Look through the material below for "color". Copy every line that contains it.

--

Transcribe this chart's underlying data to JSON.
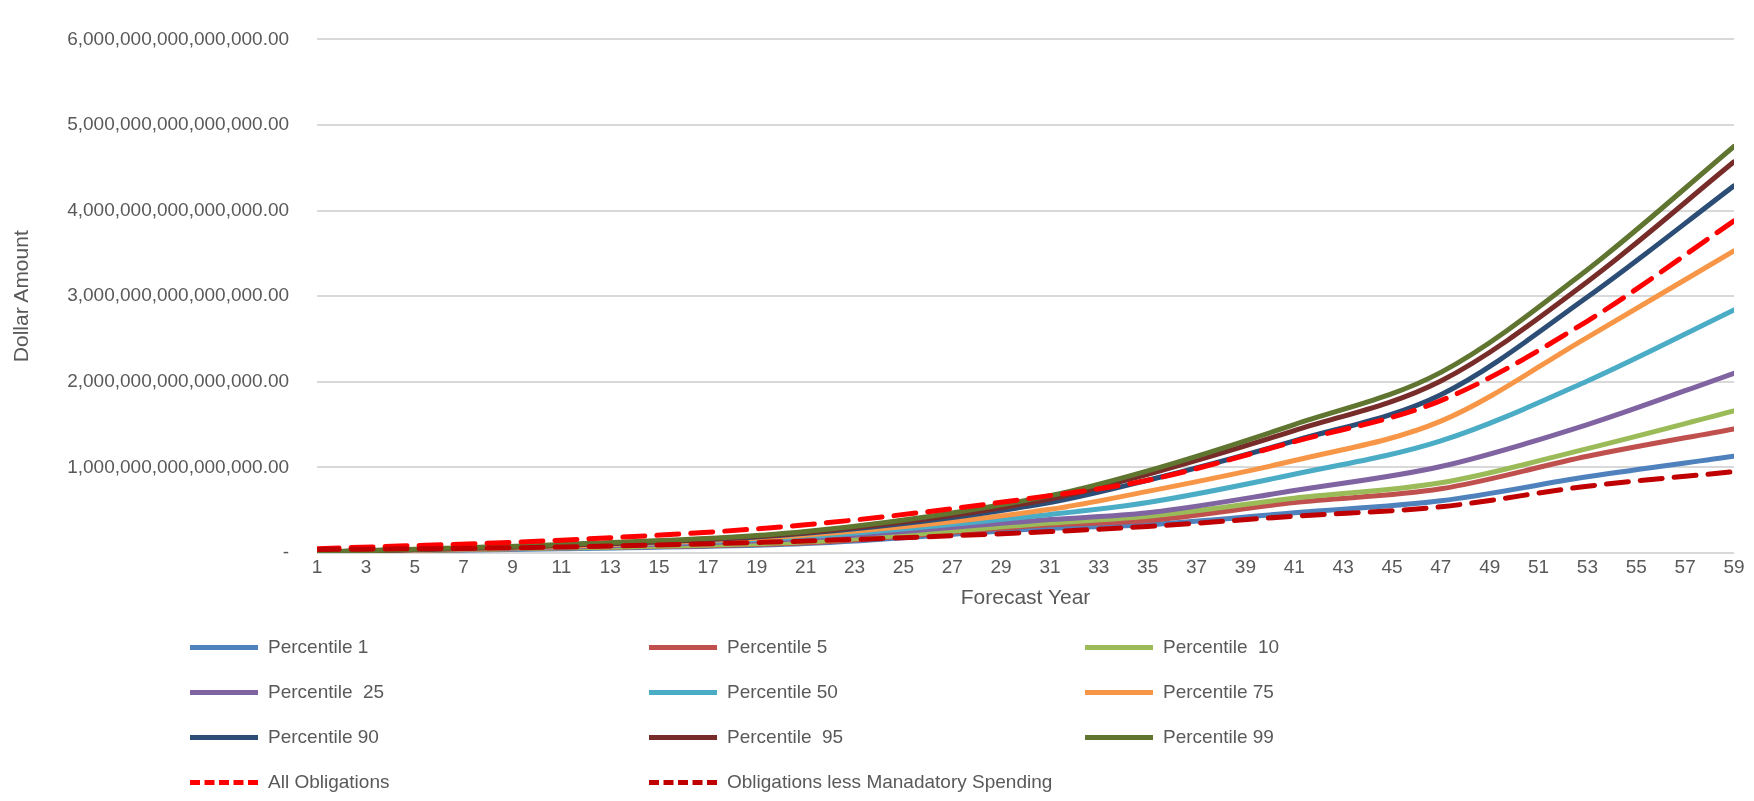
{
  "chart_data": {
    "type": "line",
    "xlabel": "Forecast Year",
    "ylabel": "Dollar Amount",
    "grid": "y",
    "legend": "bottom",
    "marker": "none",
    "xlim": [
      1,
      59
    ],
    "xticks": [
      1,
      3,
      5,
      7,
      9,
      11,
      13,
      15,
      17,
      19,
      21,
      23,
      25,
      27,
      29,
      31,
      33,
      35,
      37,
      39,
      41,
      43,
      45,
      47,
      49,
      51,
      53,
      55,
      57,
      59
    ],
    "ylim": [
      0,
      6000000000000000
    ],
    "yticks": [
      {
        "value": 0,
        "label": "-"
      },
      {
        "value": 1000000000000000,
        "label": "1,000,000,000,000,000.00"
      },
      {
        "value": 2000000000000000,
        "label": "2,000,000,000,000,000.00"
      },
      {
        "value": 3000000000000000,
        "label": "3,000,000,000,000,000.00"
      },
      {
        "value": 4000000000000000,
        "label": "4,000,000,000,000,000.00"
      },
      {
        "value": 5000000000000000,
        "label": "5,000,000,000,000,000.00"
      },
      {
        "value": 6000000000000000,
        "label": "6,000,000,000,000,000.00"
      }
    ],
    "x": [
      1,
      11,
      21,
      31,
      35,
      41,
      47,
      53,
      59
    ],
    "series": [
      {
        "name": "Percentile 1",
        "color": "#4f81bd",
        "line_style": "solid",
        "values": [
          10000000000000,
          50000000000000,
          110000000000000,
          290000000000000,
          330000000000000,
          470000000000000,
          610000000000000,
          890000000000000,
          1130000000000000
        ]
      },
      {
        "name": "Percentile 5",
        "color": "#c0504d",
        "line_style": "solid",
        "values": [
          10000000000000,
          60000000000000,
          120000000000000,
          330000000000000,
          380000000000000,
          590000000000000,
          750000000000000,
          1130000000000000,
          1450000000000000
        ]
      },
      {
        "name": "Percentile  10",
        "color": "#9bbb59",
        "line_style": "solid",
        "values": [
          10000000000000,
          60000000000000,
          130000000000000,
          350000000000000,
          430000000000000,
          640000000000000,
          820000000000000,
          1220000000000000,
          1660000000000000
        ]
      },
      {
        "name": "Percentile  25",
        "color": "#8064a2",
        "line_style": "solid",
        "values": [
          10000000000000,
          70000000000000,
          170000000000000,
          390000000000000,
          470000000000000,
          730000000000000,
          1010000000000000,
          1500000000000000,
          2100000000000000
        ]
      },
      {
        "name": "Percentile 50",
        "color": "#4bacc6",
        "line_style": "solid",
        "values": [
          10000000000000,
          80000000000000,
          190000000000000,
          450000000000000,
          590000000000000,
          920000000000000,
          1310000000000000,
          2010000000000000,
          2840000000000000
        ]
      },
      {
        "name": "Percentile 75",
        "color": "#f79646",
        "line_style": "solid",
        "values": [
          10000000000000,
          80000000000000,
          210000000000000,
          510000000000000,
          720000000000000,
          1080000000000000,
          1540000000000000,
          2520000000000000,
          3530000000000000
        ]
      },
      {
        "name": "Percentile 90",
        "color": "#2c4d75",
        "line_style": "solid",
        "values": [
          10000000000000,
          90000000000000,
          230000000000000,
          590000000000000,
          850000000000000,
          1310000000000000,
          1850000000000000,
          2990000000000000,
          4290000000000000
        ]
      },
      {
        "name": "Percentile  95",
        "color": "#772c2a",
        "line_style": "solid",
        "values": [
          10000000000000,
          90000000000000,
          240000000000000,
          630000000000000,
          920000000000000,
          1430000000000000,
          2010000000000000,
          3170000000000000,
          4570000000000000
        ]
      },
      {
        "name": "Percentile 99",
        "color": "#5f7530",
        "line_style": "solid",
        "values": [
          10000000000000,
          100000000000000,
          250000000000000,
          670000000000000,
          960000000000000,
          1500000000000000,
          2110000000000000,
          3310000000000000,
          4750000000000000
        ]
      },
      {
        "name": "All Obligations",
        "color": "#ff0000",
        "line_style": "dashed",
        "values": [
          50000000000000,
          150000000000000,
          330000000000000,
          670000000000000,
          850000000000000,
          1300000000000000,
          1780000000000000,
          2710000000000000,
          3880000000000000
        ]
      },
      {
        "name": "Obligations less Manadatory Spending",
        "color": "#c00000",
        "line_style": "dashed",
        "values": [
          40000000000000,
          70000000000000,
          140000000000000,
          250000000000000,
          310000000000000,
          430000000000000,
          540000000000000,
          780000000000000,
          950000000000000
        ]
      }
    ]
  }
}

--

• [Task response]:
        "color": "#4f81bd",
        "color": "#c0504d",
        "color": "#9bbb59",
        "color": "#8064a2",
        "color": "#4bacc6",
        "color": "#f79646",
        "color": "#2c4d75",
        "color": "#772c2a",
        "color": "#5f7530",
        "color": "#ff0000",
        "color": "#c00000",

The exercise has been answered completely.